#### Given problem
Extract all records. Keep each one exact.

--- BEGIN ---

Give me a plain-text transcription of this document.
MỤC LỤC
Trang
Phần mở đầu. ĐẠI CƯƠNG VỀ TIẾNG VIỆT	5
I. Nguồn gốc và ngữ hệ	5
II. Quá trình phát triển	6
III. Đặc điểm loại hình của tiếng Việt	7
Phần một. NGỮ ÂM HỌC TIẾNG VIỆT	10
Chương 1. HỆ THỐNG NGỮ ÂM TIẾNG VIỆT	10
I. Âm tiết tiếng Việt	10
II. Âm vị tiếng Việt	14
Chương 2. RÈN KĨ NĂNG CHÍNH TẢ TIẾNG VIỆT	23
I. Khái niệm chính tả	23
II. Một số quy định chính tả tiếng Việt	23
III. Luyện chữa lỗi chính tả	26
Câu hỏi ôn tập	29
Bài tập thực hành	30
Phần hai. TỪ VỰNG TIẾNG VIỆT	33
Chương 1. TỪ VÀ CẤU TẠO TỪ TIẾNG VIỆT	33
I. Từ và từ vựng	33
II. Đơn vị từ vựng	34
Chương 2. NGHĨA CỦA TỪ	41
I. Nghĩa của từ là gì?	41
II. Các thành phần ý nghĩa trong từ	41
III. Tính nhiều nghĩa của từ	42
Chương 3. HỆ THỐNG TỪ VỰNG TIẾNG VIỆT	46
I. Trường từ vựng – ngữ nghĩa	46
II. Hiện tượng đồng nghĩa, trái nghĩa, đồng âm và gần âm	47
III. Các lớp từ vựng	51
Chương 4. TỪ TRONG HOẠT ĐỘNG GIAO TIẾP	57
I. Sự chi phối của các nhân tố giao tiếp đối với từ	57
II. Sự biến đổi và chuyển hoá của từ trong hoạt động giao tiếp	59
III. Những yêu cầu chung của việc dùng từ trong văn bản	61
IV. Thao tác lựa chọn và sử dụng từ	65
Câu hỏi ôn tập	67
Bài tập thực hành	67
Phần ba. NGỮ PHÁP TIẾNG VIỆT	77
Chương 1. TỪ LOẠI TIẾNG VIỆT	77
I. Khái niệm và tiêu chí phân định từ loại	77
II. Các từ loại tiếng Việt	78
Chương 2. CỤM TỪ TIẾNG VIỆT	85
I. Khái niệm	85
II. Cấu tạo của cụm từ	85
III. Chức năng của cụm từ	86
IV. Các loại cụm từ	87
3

--- END ---

#### Answer to the problem
Give me a plain-text transcription of this document.
MỤC LỤC
Trang
Phần mở đầu. ĐẠI CƯƠNG VỀ TIẾNG VIỆT	5
I. Nguồn gốc và ngữ hệ	5
II. Quá trình phát triển	6
III. Đặc điểm loại hình của tiếng Việt	7
Phần một. NGỮ ÂM HỌC TIẾNG VIỆT	10
Chương 1. HỆ THỐNG NGỮ ÂM TIẾNG VIỆT	10
I. Âm tiết tiếng Việt	10
II. Âm vị tiếng Việt	14
Chương 2. RÈN KĨ NĂNG CHÍNH TẢ TIẾNG VIỆT	23
I. Khái niệm chính tả	23
II. Một số quy định chính tả tiếng Việt	23
III. Luyện chữa lỗi chính tả	26
Câu hỏi ôn tập	29
Bài tập thực hành	30
Phần hai. TỪ VỰNG TIẾNG VIỆT	33
Chương 1. TỪ VÀ CẤU TẠO TỪ TIẾNG VIỆT	33
I. Từ và từ vựng	33
II. Đơn vị từ vựng	34
Chương 2. NGHĨA CỦA TỪ	41
I. Nghĩa của từ là gì?	41
II. Các thành phần ý nghĩa trong từ	41
III. Tính nhiều nghĩa của từ	42
Chương 3. HỆ THỐNG TỪ VỰNG TIẾNG VIỆT	46
I. Trường từ vựng – ngữ nghĩa	46
II. Hiện tượng đồng nghĩa, trái nghĩa, đồng âm và gần âm	47
III. Các lớp từ vựng	51
Chương 4. TỪ TRONG HOẠT ĐỘNG GIAO TIẾP	57
I. Sự chi phối của các nhân tố giao tiếp đối với từ	57
II. Sự biến đổi và chuyển hoá của từ trong hoạt động giao tiếp	59
III. Những yêu cầu chung của việc dùng từ trong văn bản	61
IV. Thao tác lựa chọn và sử dụng từ	65
Câu hỏi ôn tập	67
Bài tập thực hành	67
Phần ba. NGỮ PHÁP TIẾNG VIỆT	77
Chương 1. TỪ LOẠI TIẾNG VIỆT	77
I. Khái niệm và tiêu chí phân định từ loại	77
II. Các từ loại tiếng Việt	78
Chương 2. CỤM TỪ TIẾNG VIỆT	85
I. Khái niệm	85
II. Cấu tạo của cụm từ	85
III. Chức năng của cụm từ	86
IV. Các loại cụm từ	87
3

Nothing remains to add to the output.